▶ [TASK PROMPT]: Extract all of the entries and set them down verbatim.

--- begin AVAILABLE DATA ---

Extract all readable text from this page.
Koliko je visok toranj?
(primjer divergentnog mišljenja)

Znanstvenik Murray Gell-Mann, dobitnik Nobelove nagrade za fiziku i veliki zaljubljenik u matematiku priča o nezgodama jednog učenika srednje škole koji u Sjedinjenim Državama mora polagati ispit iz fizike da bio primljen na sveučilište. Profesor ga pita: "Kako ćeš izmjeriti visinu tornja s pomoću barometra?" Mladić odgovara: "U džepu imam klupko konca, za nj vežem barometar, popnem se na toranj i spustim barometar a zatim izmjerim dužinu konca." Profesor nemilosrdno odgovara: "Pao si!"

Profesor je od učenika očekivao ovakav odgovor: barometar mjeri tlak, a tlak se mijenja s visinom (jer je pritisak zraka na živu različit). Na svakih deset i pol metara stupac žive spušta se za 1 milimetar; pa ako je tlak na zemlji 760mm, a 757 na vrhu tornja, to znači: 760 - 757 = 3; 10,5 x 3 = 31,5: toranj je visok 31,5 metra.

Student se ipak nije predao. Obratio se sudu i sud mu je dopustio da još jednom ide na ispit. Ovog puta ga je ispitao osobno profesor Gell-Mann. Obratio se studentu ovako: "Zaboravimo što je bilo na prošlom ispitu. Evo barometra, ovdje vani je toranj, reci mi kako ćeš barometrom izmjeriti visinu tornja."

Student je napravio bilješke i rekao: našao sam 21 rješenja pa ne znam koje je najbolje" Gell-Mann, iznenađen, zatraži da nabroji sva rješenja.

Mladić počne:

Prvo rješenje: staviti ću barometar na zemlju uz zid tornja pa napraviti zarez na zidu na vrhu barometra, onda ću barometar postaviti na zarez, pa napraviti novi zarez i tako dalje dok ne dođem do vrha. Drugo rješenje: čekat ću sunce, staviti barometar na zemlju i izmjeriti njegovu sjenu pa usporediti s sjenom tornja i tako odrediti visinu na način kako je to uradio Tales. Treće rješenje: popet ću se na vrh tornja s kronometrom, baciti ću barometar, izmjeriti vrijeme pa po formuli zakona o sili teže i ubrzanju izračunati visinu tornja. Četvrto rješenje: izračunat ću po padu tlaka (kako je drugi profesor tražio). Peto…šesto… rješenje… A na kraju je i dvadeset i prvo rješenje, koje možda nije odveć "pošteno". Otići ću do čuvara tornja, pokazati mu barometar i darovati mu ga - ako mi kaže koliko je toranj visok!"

--- end AVAILABLE DATA ---

▶ [ANSWER TO THIS TASK]:
Extract all readable text from this page.
Koliko je visok toranj?
(primjer divergentnog mišljenja)

Znanstvenik Murray Gell-Mann, dobitnik Nobelove nagrade za fiziku i veliki zaljubljenik u matematiku priča o nezgodama jednog učenika srednje škole koji u Sjedinjenim Državama mora polagati ispit iz fizike da bio primljen na sveučilište. Profesor ga pita: "Kako ćeš izmjeriti visinu tornja s pomoću barometra?" Mladić odgovara: "U džepu imam klupko konca, za nj vežem barometar, popnem se na toranj i spustim barometar a zatim izmjerim dužinu konca." Profesor nemilosrdno odgovara: "Pao si!"

Profesor je od učenika očekivao ovakav odgovor: barometar mjeri tlak, a tlak se mijenja s visinom (jer je pritisak zraka na živu različit). Na svakih deset i pol metara stupac žive spušta se za 1 milimetar; pa ako je tlak na zemlji 760mm, a 757 na vrhu tornja, to znači: 760 - 757 = 3; 10,5 x 3 = 31,5: toranj je visok 31,5 metra.

Student se ipak nije predao. Obratio se sudu i sud mu je dopustio da još jednom ide na ispit. Ovog puta ga je ispitao osobno profesor Gell-Mann. Obratio se studentu ovako: "Zaboravimo što je bilo na prošlom ispitu. Evo barometra, ovdje vani je toranj, reci mi kako ćeš barometrom izmjeriti visinu tornja."

Student je napravio bilješke i rekao: našao sam 21 rješenja pa ne znam koje je najbolje" Gell-Mann, iznenađen, zatraži da nabroji sva rješenja.

Mladić počne:

Prvo rješenje: staviti ću barometar na zemlju uz zid tornja pa napraviti zarez na zidu na vrhu barometra, onda ću barometar postaviti na zarez, pa napraviti novi zarez i tako dalje dok ne dođem do vrha. Drugo rješenje: čekat ću sunce, staviti barometar na zemlju i izmjeriti njegovu sjenu pa usporediti s sjenom tornja i tako odrediti visinu na način kako je to uradio Tales. Treće rješenje: popet ću se na vrh tornja s kronometrom, baciti ću barometar, izmjeriti vrijeme pa po formuli zakona o sili teže i ubrzanju izračunati visinu tornja. Četvrto rješenje: izračunat ću po padu tlaka (kako je drugi profesor tražio). Peto…šesto… rješenje… A na kraju je i dvadeset i prvo rješenje, koje možda nije odveć "pošteno". Otići ću do čuvara tornja, pokazati mu barometar i darovati mu ga - ako mi kaže koliko je toranj visok!"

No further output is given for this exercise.